### DATASET EXTRACT ###

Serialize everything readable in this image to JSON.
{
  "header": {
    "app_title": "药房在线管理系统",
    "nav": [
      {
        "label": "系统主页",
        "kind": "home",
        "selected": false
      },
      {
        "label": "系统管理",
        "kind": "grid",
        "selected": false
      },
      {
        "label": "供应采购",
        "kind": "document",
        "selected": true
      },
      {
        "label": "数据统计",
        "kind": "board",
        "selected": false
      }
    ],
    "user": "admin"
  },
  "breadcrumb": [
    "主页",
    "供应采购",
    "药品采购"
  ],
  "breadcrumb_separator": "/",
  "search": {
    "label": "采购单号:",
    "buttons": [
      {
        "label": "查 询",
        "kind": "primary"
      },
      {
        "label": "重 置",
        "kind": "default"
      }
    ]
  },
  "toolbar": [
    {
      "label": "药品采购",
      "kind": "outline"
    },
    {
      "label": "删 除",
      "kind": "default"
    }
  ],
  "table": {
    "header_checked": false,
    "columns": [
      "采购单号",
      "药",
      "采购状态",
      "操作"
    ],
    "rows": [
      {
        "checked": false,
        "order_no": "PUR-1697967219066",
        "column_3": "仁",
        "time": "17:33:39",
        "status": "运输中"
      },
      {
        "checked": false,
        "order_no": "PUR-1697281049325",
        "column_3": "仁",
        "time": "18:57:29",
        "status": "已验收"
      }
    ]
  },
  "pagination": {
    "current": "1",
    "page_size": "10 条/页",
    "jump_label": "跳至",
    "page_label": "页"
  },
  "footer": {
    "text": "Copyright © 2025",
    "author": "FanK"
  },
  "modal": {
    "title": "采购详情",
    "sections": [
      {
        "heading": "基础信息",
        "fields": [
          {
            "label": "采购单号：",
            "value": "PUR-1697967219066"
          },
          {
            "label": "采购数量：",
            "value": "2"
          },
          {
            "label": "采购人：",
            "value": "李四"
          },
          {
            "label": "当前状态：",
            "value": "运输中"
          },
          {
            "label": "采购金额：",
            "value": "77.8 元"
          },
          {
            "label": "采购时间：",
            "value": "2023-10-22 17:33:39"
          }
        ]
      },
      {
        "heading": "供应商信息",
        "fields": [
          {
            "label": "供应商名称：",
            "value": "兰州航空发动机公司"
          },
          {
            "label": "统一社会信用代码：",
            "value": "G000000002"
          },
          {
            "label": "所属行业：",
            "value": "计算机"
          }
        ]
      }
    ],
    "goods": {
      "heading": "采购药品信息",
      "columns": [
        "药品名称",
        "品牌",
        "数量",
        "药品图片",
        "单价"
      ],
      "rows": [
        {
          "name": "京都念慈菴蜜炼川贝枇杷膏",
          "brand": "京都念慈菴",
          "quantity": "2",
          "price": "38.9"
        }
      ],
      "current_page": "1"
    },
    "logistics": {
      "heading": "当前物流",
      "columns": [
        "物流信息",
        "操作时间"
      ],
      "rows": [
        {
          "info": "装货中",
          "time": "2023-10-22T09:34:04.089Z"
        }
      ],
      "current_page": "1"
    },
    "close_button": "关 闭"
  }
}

###

SET TASK: Extract every record. Keep wording exact.

ANSWER:
Serialize everything readable in this image to JSON.
{
  "header": {
    "app_title": "药房在线管理系统",
    "nav": [
      {
        "label": "系统主页",
        "kind": "home",
        "selected": false
      },
      {
        "label": "系统管理",
        "kind": "grid",
        "selected": false
      },
      {
        "label": "供应采购",
        "kind": "document",
        "selected": true
      },
      {
        "label": "数据统计",
        "kind": "board",
        "selected": false
      }
    ],
    "user": "admin"
  },
  "breadcrumb": [
    "主页",
    "供应采购",
    "药品采购"
  ],
  "breadcrumb_separator": "/",
  "search": {
    "label": "采购单号:",
    "buttons": [
      {
        "label": "查 询",
        "kind": "primary"
      },
      {
        "label": "重 置",
        "kind": "default"
      }
    ]
  },
  "toolbar": [
    {
      "label": "药品采购",
      "kind": "outline"
    },
    {
      "label": "删 除",
      "kind": "default"
    }
  ],
  "table": {
    "header_checked": false,
    "columns": [
      "采购单号",
      "药",
      "采购状态",
      "操作"
    ],
    "rows": [
      {
        "checked": false,
        "order_no": "PUR-1697967219066",
        "column_3": "仁",
        "time": "17:33:39",
        "status": "运输中"
      },
      {
        "checked": false,
        "order_no": "PUR-1697281049325",
        "column_3": "仁",
        "time": "18:57:29",
        "status": "已验收"
      }
    ]
  },
  "pagination": {
    "current": "1",
    "page_size": "10 条/页",
    "jump_label": "跳至",
    "page_label": "页"
  },
  "footer": {
    "text": "Copyright © 2025",
    "author": "FanK"
  },
  "modal": {
    "title": "采购详情",
    "sections": [
      {
        "heading": "基础信息",
        "fields": [
          {
            "label": "采购单号：",
            "value": "PUR-1697967219066"
          },
          {
            "label": "采购数量：",
            "value": "2"
          },
          {
            "label": "采购人：",
            "value": "李四"
          },
          {
            "label": "当前状态：",
            "value": "运输中"
          },
          {
            "label": "采购金额：",
            "value": "77.8 元"
          },
          {
            "label": "采购时间：",
            "value": "2023-10-22 17:33:39"
          }
        ]
      },
      {
        "heading": "供应商信息",
        "fields": [
          {
            "label": "供应商名称：",
            "value": "兰州航空发动机公司"
          },
          {
            "label": "统一社会信用代码：",
            "value": "G000000002"
          },
          {
            "label": "所属行业：",
            "value": "计算机"
          }
        ]
      }
    ],
    "goods": {
      "heading": "采购药品信息",
      "columns": [
        "药品名称",
        "品牌",
        "数量",
        "药品图片",
        "单价"
      ],
      "rows": [
        {
          "name": "京都念慈菴蜜炼川贝枇杷膏",
          "brand": "京都念慈菴",
          "quantity": "2",
          "price": "38.9"
        }
      ],
      "current_page": "1"
    },
    "logistics": {
      "heading": "当前物流",
      "columns": [
        "物流信息",
        "操作时间"
      ],
      "rows": [
        {
          "info": "装货中",
          "time": "2023-10-22T09:34:04.089Z"
        }
      ],
      "current_page": "1"
    },
    "close_button": "关 闭"
  }
}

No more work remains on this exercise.